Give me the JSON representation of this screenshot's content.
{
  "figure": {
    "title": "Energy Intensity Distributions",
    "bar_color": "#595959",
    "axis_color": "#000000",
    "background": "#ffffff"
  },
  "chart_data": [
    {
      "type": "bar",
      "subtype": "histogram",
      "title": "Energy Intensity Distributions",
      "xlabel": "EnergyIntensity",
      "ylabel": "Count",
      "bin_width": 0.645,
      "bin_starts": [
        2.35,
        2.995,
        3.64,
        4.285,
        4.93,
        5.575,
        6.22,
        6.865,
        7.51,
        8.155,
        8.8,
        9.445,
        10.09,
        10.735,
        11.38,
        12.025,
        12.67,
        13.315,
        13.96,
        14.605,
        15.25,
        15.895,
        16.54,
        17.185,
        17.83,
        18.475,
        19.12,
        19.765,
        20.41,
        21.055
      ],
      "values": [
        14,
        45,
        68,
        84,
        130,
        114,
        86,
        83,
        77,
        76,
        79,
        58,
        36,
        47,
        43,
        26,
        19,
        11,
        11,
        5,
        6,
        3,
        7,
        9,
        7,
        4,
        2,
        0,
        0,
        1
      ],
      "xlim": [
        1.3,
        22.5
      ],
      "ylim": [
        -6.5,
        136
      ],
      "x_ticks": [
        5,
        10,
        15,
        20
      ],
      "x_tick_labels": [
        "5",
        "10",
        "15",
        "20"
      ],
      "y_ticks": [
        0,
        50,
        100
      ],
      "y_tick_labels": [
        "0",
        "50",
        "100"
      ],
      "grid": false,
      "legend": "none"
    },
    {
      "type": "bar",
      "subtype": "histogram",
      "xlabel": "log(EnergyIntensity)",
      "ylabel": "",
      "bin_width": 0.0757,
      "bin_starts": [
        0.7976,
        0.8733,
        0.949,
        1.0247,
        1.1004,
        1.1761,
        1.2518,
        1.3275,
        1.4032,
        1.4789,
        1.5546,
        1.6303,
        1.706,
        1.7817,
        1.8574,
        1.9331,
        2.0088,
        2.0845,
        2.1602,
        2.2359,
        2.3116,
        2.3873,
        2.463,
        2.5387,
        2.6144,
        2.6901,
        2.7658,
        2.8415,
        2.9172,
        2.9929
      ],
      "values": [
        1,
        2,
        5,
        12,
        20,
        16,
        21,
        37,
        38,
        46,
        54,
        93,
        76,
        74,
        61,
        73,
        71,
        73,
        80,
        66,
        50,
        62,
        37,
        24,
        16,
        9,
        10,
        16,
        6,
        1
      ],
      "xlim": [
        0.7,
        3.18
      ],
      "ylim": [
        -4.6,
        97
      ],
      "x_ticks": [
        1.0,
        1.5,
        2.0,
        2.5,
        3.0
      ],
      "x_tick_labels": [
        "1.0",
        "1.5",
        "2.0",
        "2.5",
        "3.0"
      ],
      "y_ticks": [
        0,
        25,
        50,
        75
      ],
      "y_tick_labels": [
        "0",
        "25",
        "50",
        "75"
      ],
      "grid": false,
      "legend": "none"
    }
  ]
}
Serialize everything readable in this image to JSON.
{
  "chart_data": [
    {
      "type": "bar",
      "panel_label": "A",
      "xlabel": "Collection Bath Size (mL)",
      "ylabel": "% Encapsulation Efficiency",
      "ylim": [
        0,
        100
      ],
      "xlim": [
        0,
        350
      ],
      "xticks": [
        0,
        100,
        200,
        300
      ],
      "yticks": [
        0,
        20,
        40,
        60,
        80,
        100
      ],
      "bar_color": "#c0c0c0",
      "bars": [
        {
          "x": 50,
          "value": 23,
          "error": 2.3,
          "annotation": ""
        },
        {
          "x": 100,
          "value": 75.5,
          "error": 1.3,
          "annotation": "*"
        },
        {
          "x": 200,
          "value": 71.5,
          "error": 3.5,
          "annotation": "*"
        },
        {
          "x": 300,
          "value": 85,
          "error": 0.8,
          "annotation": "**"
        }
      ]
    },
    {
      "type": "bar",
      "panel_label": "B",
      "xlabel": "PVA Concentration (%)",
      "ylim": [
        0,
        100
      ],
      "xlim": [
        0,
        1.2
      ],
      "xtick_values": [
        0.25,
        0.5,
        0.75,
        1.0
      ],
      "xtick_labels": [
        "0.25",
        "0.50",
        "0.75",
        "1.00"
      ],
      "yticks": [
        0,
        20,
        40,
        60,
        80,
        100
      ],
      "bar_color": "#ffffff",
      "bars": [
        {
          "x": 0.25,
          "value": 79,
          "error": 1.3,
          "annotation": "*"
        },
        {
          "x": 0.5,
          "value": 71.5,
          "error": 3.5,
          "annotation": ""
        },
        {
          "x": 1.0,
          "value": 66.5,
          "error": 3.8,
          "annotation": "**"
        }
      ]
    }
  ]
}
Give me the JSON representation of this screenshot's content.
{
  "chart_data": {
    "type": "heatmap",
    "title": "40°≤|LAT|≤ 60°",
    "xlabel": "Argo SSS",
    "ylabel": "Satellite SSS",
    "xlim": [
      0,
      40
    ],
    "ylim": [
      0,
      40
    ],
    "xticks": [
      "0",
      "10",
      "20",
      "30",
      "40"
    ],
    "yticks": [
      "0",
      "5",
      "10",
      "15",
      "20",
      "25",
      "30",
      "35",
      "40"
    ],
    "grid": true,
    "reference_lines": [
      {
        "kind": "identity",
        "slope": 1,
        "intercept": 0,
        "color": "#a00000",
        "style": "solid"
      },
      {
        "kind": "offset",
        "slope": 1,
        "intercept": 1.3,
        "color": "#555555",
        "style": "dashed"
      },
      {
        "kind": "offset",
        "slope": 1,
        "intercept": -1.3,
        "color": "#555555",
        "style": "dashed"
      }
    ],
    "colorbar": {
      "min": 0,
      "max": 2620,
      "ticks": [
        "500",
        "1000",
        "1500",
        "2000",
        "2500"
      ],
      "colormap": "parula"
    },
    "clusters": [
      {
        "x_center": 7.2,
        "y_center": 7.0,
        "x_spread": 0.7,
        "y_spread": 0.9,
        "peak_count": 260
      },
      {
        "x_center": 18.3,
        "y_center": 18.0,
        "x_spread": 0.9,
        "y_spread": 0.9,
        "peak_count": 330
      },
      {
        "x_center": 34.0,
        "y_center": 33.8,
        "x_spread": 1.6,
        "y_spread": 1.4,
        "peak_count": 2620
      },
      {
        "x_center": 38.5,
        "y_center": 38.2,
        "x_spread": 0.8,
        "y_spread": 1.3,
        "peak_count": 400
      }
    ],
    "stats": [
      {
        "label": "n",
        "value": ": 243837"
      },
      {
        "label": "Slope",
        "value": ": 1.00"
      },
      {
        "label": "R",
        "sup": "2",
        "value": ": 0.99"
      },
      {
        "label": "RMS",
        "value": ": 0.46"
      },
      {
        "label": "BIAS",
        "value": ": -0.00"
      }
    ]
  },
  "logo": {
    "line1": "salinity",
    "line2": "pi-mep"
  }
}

========================================================================

- [Work to do]:
From the records above, extract every line exactly as it stands.

- [Answer in full]:
Give me the JSON representation of this screenshot's content.
{
  "figure": {
    "title": "Energy Intensity Distributions",
    "bar_color": "#595959",
    "axis_color": "#000000",
    "background": "#ffffff"
  },
  "chart_data": [
    {
      "type": "bar",
      "subtype": "histogram",
      "title": "Energy Intensity Distributions",
      "xlabel": "EnergyIntensity",
      "ylabel": "Count",
      "bin_width": 0.645,
      "bin_starts": [
        2.35,
        2.995,
        3.64,
        4.285,
        4.93,
        5.575,
        6.22,
        6.865,
        7.51,
        8.155,
        8.8,
        9.445,
        10.09,
        10.735,
        11.38,
        12.025,
        12.67,
        13.315,
        13.96,
        14.605,
        15.25,
        15.895,
        16.54,
        17.185,
        17.83,
        18.475,
        19.12,
        19.765,
        20.41,
        21.055
      ],
      "values": [
        14,
        45,
        68,
        84,
        130,
        114,
        86,
        83,
        77,
        76,
        79,
        58,
        36,
        47,
        43,
        26,
        19,
        11,
        11,
        5,
        6,
        3,
        7,
        9,
        7,
        4,
        2,
        0,
        0,
        1
      ],
      "xlim": [
        1.3,
        22.5
      ],
      "ylim": [
        -6.5,
        136
      ],
      "x_ticks": [
        5,
        10,
        15,
        20
      ],
      "x_tick_labels": [
        "5",
        "10",
        "15",
        "20"
      ],
      "y_ticks": [
        0,
        50,
        100
      ],
      "y_tick_labels": [
        "0",
        "50",
        "100"
      ],
      "grid": false,
      "legend": "none"
    },
    {
      "type": "bar",
      "subtype": "histogram",
      "xlabel": "log(EnergyIntensity)",
      "ylabel": "",
      "bin_width": 0.0757,
      "bin_starts": [
        0.7976,
        0.8733,
        0.949,
        1.0247,
        1.1004,
        1.1761,
        1.2518,
        1.3275,
        1.4032,
        1.4789,
        1.5546,
        1.6303,
        1.706,
        1.7817,
        1.8574,
        1.9331,
        2.0088,
        2.0845,
        2.1602,
        2.2359,
        2.3116,
        2.3873,
        2.463,
        2.5387,
        2.6144,
        2.6901,
        2.7658,
        2.8415,
        2.9172,
        2.9929
      ],
      "values": [
        1,
        2,
        5,
        12,
        20,
        16,
        21,
        37,
        38,
        46,
        54,
        93,
        76,
        74,
        61,
        73,
        71,
        73,
        80,
        66,
        50,
        62,
        37,
        24,
        16,
        9,
        10,
        16,
        6,
        1
      ],
      "xlim": [
        0.7,
        3.18
      ],
      "ylim": [
        -4.6,
        97
      ],
      "x_ticks": [
        1.0,
        1.5,
        2.0,
        2.5,
        3.0
      ],
      "x_tick_labels": [
        "1.0",
        "1.5",
        "2.0",
        "2.5",
        "3.0"
      ],
      "y_ticks": [
        0,
        25,
        50,
        75
      ],
      "y_tick_labels": [
        "0",
        "25",
        "50",
        "75"
      ],
      "grid": false,
      "legend": "none"
    }
  ]
}
Serialize everything readable in this image to JSON.
{
  "chart_data": [
    {
      "type": "bar",
      "panel_label": "A",
      "xlabel": "Collection Bath Size (mL)",
      "ylabel": "% Encapsulation Efficiency",
      "ylim": [
        0,
        100
      ],
      "xlim": [
        0,
        350
      ],
      "xticks": [
        0,
        100,
        200,
        300
      ],
      "yticks": [
        0,
        20,
        40,
        60,
        80,
        100
      ],
      "bar_color": "#c0c0c0",
      "bars": [
        {
          "x": 50,
          "value": 23,
          "error": 2.3,
          "annotation": ""
        },
        {
          "x": 100,
          "value": 75.5,
          "error": 1.3,
          "annotation": "*"
        },
        {
          "x": 200,
          "value": 71.5,
          "error": 3.5,
          "annotation": "*"
        },
        {
          "x": 300,
          "value": 85,
          "error": 0.8,
          "annotation": "**"
        }
      ]
    },
    {
      "type": "bar",
      "panel_label": "B",
      "xlabel": "PVA Concentration (%)",
      "ylim": [
        0,
        100
      ],
      "xlim": [
        0,
        1.2
      ],
      "xtick_values": [
        0.25,
        0.5,
        0.75,
        1.0
      ],
      "xtick_labels": [
        "0.25",
        "0.50",
        "0.75",
        "1.00"
      ],
      "yticks": [
        0,
        20,
        40,
        60,
        80,
        100
      ],
      "bar_color": "#ffffff",
      "bars": [
        {
          "x": 0.25,
          "value": 79,
          "error": 1.3,
          "annotation": "*"
        },
        {
          "x": 0.5,
          "value": 71.5,
          "error": 3.5,
          "annotation": ""
        },
        {
          "x": 1.0,
          "value": 66.5,
          "error": 3.8,
          "annotation": "**"
        }
      ]
    }
  ]
}
Give me the JSON representation of this screenshot's content.
{
  "chart_data": {
    "type": "heatmap",
    "title": "40°≤|LAT|≤ 60°",
    "xlabel": "Argo SSS",
    "ylabel": "Satellite SSS",
    "xlim": [
      0,
      40
    ],
    "ylim": [
      0,
      40
    ],
    "xticks": [
      "0",
      "10",
      "20",
      "30",
      "40"
    ],
    "yticks": [
      "0",
      "5",
      "10",
      "15",
      "20",
      "25",
      "30",
      "35",
      "40"
    ],
    "grid": true,
    "reference_lines": [
      {
        "kind": "identity",
        "slope": 1,
        "intercept": 0,
        "color": "#a00000",
        "style": "solid"
      },
      {
        "kind": "offset",
        "slope": 1,
        "intercept": 1.3,
        "color": "#555555",
        "style": "dashed"
      },
      {
        "kind": "offset",
        "slope": 1,
        "intercept": -1.3,
        "color": "#555555",
        "style": "dashed"
      }
    ],
    "colorbar": {
      "min": 0,
      "max": 2620,
      "ticks": [
        "500",
        "1000",
        "1500",
        "2000",
        "2500"
      ],
      "colormap": "parula"
    },
    "clusters": [
      {
        "x_center": 7.2,
        "y_center": 7.0,
        "x_spread": 0.7,
        "y_spread": 0.9,
        "peak_count": 260
      },
      {
        "x_center": 18.3,
        "y_center": 18.0,
        "x_spread": 0.9,
        "y_spread": 0.9,
        "peak_count": 330
      },
      {
        "x_center": 34.0,
        "y_center": 33.8,
        "x_spread": 1.6,
        "y_spread": 1.4,
        "peak_count": 2620
      },
      {
        "x_center": 38.5,
        "y_center": 38.2,
        "x_spread": 0.8,
        "y_spread": 1.3,
        "peak_count": 400
      }
    ],
    "stats": [
      {
        "label": "n",
        "value": ": 243837"
      },
      {
        "label": "Slope",
        "value": ": 1.00"
      },
      {
        "label": "R",
        "sup": "2",
        "value": ": 0.99"
      },
      {
        "label": "RMS",
        "value": ": 0.46"
      },
      {
        "label": "BIAS",
        "value": ": -0.00"
      }
    ]
  },
  "logo": {
    "line1": "salinity",
    "line2": "pi-mep"
  }
}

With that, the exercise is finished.